- Task description: Each line from the one that contains "Output a JSON" to the end of the material must be quoted exactly; include both end lines and nothing else.

**** Extracted material ****

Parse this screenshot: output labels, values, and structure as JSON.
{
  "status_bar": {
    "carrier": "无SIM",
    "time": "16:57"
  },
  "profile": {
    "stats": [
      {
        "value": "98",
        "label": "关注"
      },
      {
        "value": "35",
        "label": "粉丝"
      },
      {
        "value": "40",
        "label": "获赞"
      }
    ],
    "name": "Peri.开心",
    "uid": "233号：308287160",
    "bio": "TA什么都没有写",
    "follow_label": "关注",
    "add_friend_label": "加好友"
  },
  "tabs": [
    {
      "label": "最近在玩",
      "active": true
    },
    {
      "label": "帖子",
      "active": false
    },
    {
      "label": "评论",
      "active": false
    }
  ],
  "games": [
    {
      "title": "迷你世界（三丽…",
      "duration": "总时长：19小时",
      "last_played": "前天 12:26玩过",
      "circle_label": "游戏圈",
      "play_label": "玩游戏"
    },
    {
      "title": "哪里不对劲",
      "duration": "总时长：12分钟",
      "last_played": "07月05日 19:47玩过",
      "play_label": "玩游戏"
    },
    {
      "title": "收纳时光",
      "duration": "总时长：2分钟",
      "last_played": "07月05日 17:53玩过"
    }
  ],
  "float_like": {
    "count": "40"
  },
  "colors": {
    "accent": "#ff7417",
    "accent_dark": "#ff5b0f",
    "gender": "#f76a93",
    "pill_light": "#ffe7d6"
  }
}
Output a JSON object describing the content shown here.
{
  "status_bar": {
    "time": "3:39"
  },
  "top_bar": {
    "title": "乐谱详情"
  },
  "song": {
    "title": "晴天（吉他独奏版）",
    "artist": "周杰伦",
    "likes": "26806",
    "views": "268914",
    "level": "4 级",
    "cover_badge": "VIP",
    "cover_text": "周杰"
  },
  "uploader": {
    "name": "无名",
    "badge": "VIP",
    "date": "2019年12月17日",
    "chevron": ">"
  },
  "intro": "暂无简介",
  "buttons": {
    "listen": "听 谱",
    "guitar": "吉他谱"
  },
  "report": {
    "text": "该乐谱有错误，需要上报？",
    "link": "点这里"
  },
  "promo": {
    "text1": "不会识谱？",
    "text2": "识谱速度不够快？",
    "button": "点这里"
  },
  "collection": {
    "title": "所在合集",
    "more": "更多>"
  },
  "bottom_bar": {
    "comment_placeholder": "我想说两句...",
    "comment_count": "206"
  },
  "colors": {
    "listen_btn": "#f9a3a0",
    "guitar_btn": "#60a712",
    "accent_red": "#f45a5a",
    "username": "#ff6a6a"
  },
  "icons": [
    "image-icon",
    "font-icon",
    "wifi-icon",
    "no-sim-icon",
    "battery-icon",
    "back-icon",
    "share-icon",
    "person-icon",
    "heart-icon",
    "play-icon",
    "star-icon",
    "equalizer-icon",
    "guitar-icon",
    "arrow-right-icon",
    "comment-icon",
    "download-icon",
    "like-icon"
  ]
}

****

- Reply to the exercise:
Output a JSON object describing the content shown here.
{
  "status_bar": {
    "time": "3:39"
  },
  "top_bar": {
    "title": "乐谱详情"
  },
  "song": {
    "title": "晴天（吉他独奏版）",
    "artist": "周杰伦",
    "likes": "26806",
    "views": "268914",
    "level": "4 级",
    "cover_badge": "VIP",
    "cover_text": "周杰"
  },
  "uploader": {
    "name": "无名",
    "badge": "VIP",
    "date": "2019年12月17日",
    "chevron": ">"
  },
  "intro": "暂无简介",
  "buttons": {
    "listen": "听 谱",
    "guitar": "吉他谱"
  },
  "report": {
    "text": "该乐谱有错误，需要上报？",
    "link": "点这里"
  },
  "promo": {
    "text1": "不会识谱？",
    "text2": "识谱速度不够快？",
    "button": "点这里"
  },
  "collection": {
    "title": "所在合集",
    "more": "更多>"
  },
  "bottom_bar": {
    "comment_placeholder": "我想说两句...",
    "comment_count": "206"
  },
  "colors": {
    "listen_btn": "#f9a3a0",
    "guitar_btn": "#60a712",
    "accent_red": "#f45a5a",
    "username": "#ff6a6a"
  },
  "icons": [
    "image-icon",
    "font-icon",
    "wifi-icon",
    "no-sim-icon",
    "battery-icon",
    "back-icon",
    "share-icon",
    "person-icon",
    "heart-icon",
    "play-icon",
    "star-icon",
    "equalizer-icon",
    "guitar-icon",
    "arrow-right-icon",
    "comment-icon",
    "download-icon",
    "like-icon"
  ]
}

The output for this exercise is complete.